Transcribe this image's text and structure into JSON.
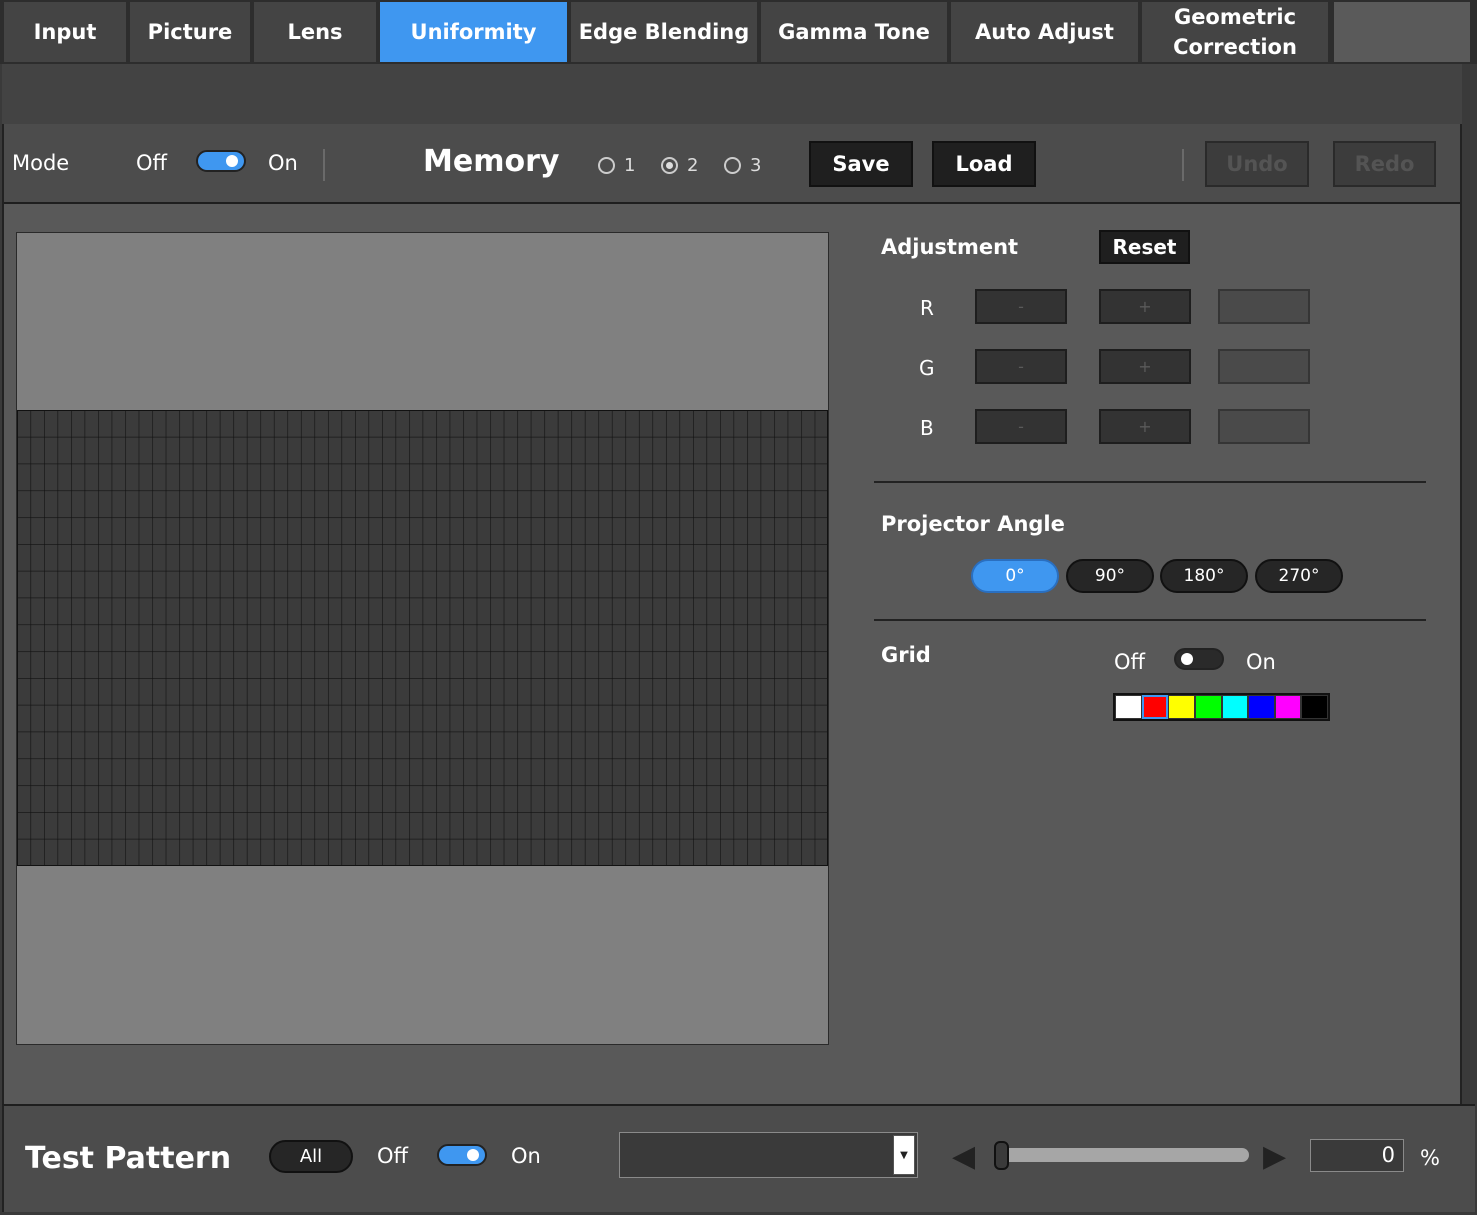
{
  "tabs": [
    {
      "label": "Input"
    },
    {
      "label": "Picture"
    },
    {
      "label": "Lens"
    },
    {
      "label": "Uniformity",
      "active": true
    },
    {
      "label": "Edge Blending"
    },
    {
      "label": "Gamma Tone"
    },
    {
      "label": "Auto Adjust"
    },
    {
      "label": "Geometric\nCorrection"
    }
  ],
  "mode": {
    "label": "Mode",
    "off": "Off",
    "on": "On",
    "enabled": true
  },
  "memory": {
    "label": "Memory",
    "options": [
      "1",
      "2",
      "3"
    ],
    "selected": "2",
    "save_label": "Save",
    "load_label": "Load",
    "undo_label": "Undo",
    "redo_label": "Redo"
  },
  "adjustment": {
    "title": "Adjustment",
    "reset_label": "Reset",
    "minus_label": "-",
    "plus_label": "+",
    "channels": [
      "R",
      "G",
      "B"
    ]
  },
  "projector_angle": {
    "title": "Projector Angle",
    "options": [
      "0°",
      "90°",
      "180°",
      "270°"
    ],
    "selected": "0°"
  },
  "grid": {
    "title": "Grid",
    "off": "Off",
    "on": "On",
    "enabled": false,
    "colors": [
      "#ffffff",
      "#ff0000",
      "#ffff00",
      "#00ff00",
      "#00ffff",
      "#0000ff",
      "#ff00ff",
      "#000000"
    ],
    "selected_color": "#ff0000"
  },
  "test_pattern": {
    "title": "Test Pattern",
    "all_label": "All",
    "off": "Off",
    "on": "On",
    "enabled": true,
    "dropdown_value": "",
    "value": "0",
    "unit": "%",
    "level": 0
  }
}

▸ **STATED PROBLEM**
Copy the listing in full and without alteration, omitting every picture.

▸ **SOLUTION**
Transcribe this image's text and structure into JSON.
{
  "tabs": [
    {
      "label": "Input"
    },
    {
      "label": "Picture"
    },
    {
      "label": "Lens"
    },
    {
      "label": "Uniformity",
      "active": true
    },
    {
      "label": "Edge Blending"
    },
    {
      "label": "Gamma Tone"
    },
    {
      "label": "Auto Adjust"
    },
    {
      "label": "Geometric\nCorrection"
    }
  ],
  "mode": {
    "label": "Mode",
    "off": "Off",
    "on": "On",
    "enabled": true
  },
  "memory": {
    "label": "Memory",
    "options": [
      "1",
      "2",
      "3"
    ],
    "selected": "2",
    "save_label": "Save",
    "load_label": "Load",
    "undo_label": "Undo",
    "redo_label": "Redo"
  },
  "adjustment": {
    "title": "Adjustment",
    "reset_label": "Reset",
    "minus_label": "-",
    "plus_label": "+",
    "channels": [
      "R",
      "G",
      "B"
    ]
  },
  "projector_angle": {
    "title": "Projector Angle",
    "options": [
      "0°",
      "90°",
      "180°",
      "270°"
    ],
    "selected": "0°"
  },
  "grid": {
    "title": "Grid",
    "off": "Off",
    "on": "On",
    "enabled": false,
    "colors": [
      "#ffffff",
      "#ff0000",
      "#ffff00",
      "#00ff00",
      "#00ffff",
      "#0000ff",
      "#ff00ff",
      "#000000"
    ],
    "selected_color": "#ff0000"
  },
  "test_pattern": {
    "title": "Test Pattern",
    "all_label": "All",
    "off": "Off",
    "on": "On",
    "enabled": true,
    "dropdown_value": "",
    "value": "0",
    "unit": "%",
    "level": 0
  }
}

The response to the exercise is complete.